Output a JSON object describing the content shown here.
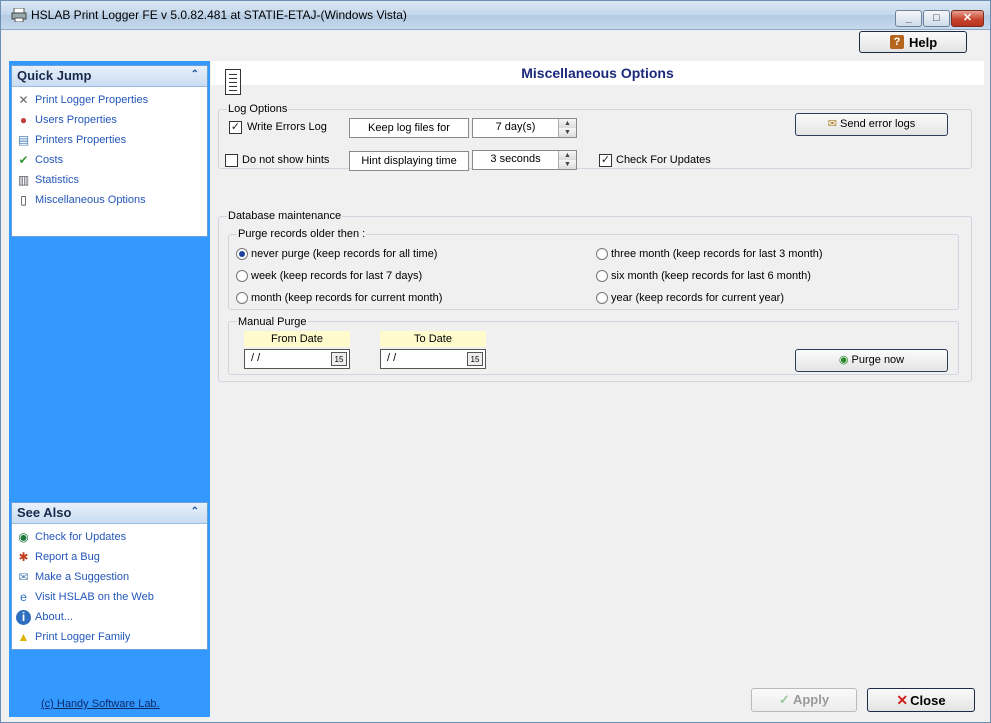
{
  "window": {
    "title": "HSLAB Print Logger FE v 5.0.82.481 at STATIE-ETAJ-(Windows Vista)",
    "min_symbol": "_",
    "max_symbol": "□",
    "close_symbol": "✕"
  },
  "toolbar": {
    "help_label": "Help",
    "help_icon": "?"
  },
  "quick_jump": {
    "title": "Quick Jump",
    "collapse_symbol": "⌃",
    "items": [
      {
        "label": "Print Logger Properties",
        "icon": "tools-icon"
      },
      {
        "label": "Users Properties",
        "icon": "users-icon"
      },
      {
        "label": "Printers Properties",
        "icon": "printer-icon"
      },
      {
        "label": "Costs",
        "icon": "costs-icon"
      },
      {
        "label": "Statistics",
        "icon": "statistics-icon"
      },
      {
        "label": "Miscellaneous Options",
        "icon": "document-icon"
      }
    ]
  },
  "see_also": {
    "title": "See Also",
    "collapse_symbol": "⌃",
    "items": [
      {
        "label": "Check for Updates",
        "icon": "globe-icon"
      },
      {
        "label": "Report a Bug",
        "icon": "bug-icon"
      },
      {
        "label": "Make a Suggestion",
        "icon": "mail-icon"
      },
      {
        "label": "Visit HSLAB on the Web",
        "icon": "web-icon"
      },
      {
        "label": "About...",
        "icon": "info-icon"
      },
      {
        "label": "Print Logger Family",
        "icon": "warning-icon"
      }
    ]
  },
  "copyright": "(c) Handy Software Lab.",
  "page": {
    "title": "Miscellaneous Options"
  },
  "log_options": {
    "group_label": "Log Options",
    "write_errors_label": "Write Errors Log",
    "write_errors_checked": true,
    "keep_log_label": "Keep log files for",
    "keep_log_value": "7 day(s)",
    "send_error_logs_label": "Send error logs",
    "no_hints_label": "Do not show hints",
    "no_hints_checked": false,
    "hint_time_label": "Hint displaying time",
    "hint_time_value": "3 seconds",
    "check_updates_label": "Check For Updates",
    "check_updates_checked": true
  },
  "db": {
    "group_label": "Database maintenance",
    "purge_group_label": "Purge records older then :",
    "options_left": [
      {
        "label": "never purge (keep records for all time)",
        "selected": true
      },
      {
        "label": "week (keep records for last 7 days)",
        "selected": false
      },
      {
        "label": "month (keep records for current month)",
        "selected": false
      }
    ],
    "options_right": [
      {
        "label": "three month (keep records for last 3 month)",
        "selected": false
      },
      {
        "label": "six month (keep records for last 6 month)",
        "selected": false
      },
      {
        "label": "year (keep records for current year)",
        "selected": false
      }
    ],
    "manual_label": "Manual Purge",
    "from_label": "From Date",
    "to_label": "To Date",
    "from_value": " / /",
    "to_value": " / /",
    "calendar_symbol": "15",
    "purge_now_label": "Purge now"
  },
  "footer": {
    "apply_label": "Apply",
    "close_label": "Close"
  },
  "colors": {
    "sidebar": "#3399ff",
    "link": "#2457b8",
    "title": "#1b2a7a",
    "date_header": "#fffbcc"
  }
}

-- -- --

* Job: Output the entries above exactly, without their pictures.

* Correct result:
Output a JSON object describing the content shown here.
{
  "window": {
    "title": "HSLAB Print Logger FE v 5.0.82.481 at STATIE-ETAJ-(Windows Vista)",
    "min_symbol": "_",
    "max_symbol": "□",
    "close_symbol": "✕"
  },
  "toolbar": {
    "help_label": "Help",
    "help_icon": "?"
  },
  "quick_jump": {
    "title": "Quick Jump",
    "collapse_symbol": "⌃",
    "items": [
      {
        "label": "Print Logger Properties",
        "icon": "tools-icon"
      },
      {
        "label": "Users Properties",
        "icon": "users-icon"
      },
      {
        "label": "Printers Properties",
        "icon": "printer-icon"
      },
      {
        "label": "Costs",
        "icon": "costs-icon"
      },
      {
        "label": "Statistics",
        "icon": "statistics-icon"
      },
      {
        "label": "Miscellaneous Options",
        "icon": "document-icon"
      }
    ]
  },
  "see_also": {
    "title": "See Also",
    "collapse_symbol": "⌃",
    "items": [
      {
        "label": "Check for Updates",
        "icon": "globe-icon"
      },
      {
        "label": "Report a Bug",
        "icon": "bug-icon"
      },
      {
        "label": "Make a Suggestion",
        "icon": "mail-icon"
      },
      {
        "label": "Visit HSLAB on the Web",
        "icon": "web-icon"
      },
      {
        "label": "About...",
        "icon": "info-icon"
      },
      {
        "label": "Print Logger Family",
        "icon": "warning-icon"
      }
    ]
  },
  "copyright": "(c) Handy Software Lab.",
  "page": {
    "title": "Miscellaneous Options"
  },
  "log_options": {
    "group_label": "Log Options",
    "write_errors_label": "Write Errors Log",
    "write_errors_checked": true,
    "keep_log_label": "Keep log files for",
    "keep_log_value": "7 day(s)",
    "send_error_logs_label": "Send error logs",
    "no_hints_label": "Do not show hints",
    "no_hints_checked": false,
    "hint_time_label": "Hint displaying time",
    "hint_time_value": "3 seconds",
    "check_updates_label": "Check For Updates",
    "check_updates_checked": true
  },
  "db": {
    "group_label": "Database maintenance",
    "purge_group_label": "Purge records older then :",
    "options_left": [
      {
        "label": "never purge (keep records for all time)",
        "selected": true
      },
      {
        "label": "week (keep records for last 7 days)",
        "selected": false
      },
      {
        "label": "month (keep records for current month)",
        "selected": false
      }
    ],
    "options_right": [
      {
        "label": "three month (keep records for last 3 month)",
        "selected": false
      },
      {
        "label": "six month (keep records for last 6 month)",
        "selected": false
      },
      {
        "label": "year (keep records for current year)",
        "selected": false
      }
    ],
    "manual_label": "Manual Purge",
    "from_label": "From Date",
    "to_label": "To Date",
    "from_value": " / /",
    "to_value": " / /",
    "calendar_symbol": "15",
    "purge_now_label": "Purge now"
  },
  "footer": {
    "apply_label": "Apply",
    "close_label": "Close"
  },
  "colors": {
    "sidebar": "#3399ff",
    "link": "#2457b8",
    "title": "#1b2a7a",
    "date_header": "#fffbcc"
  }
}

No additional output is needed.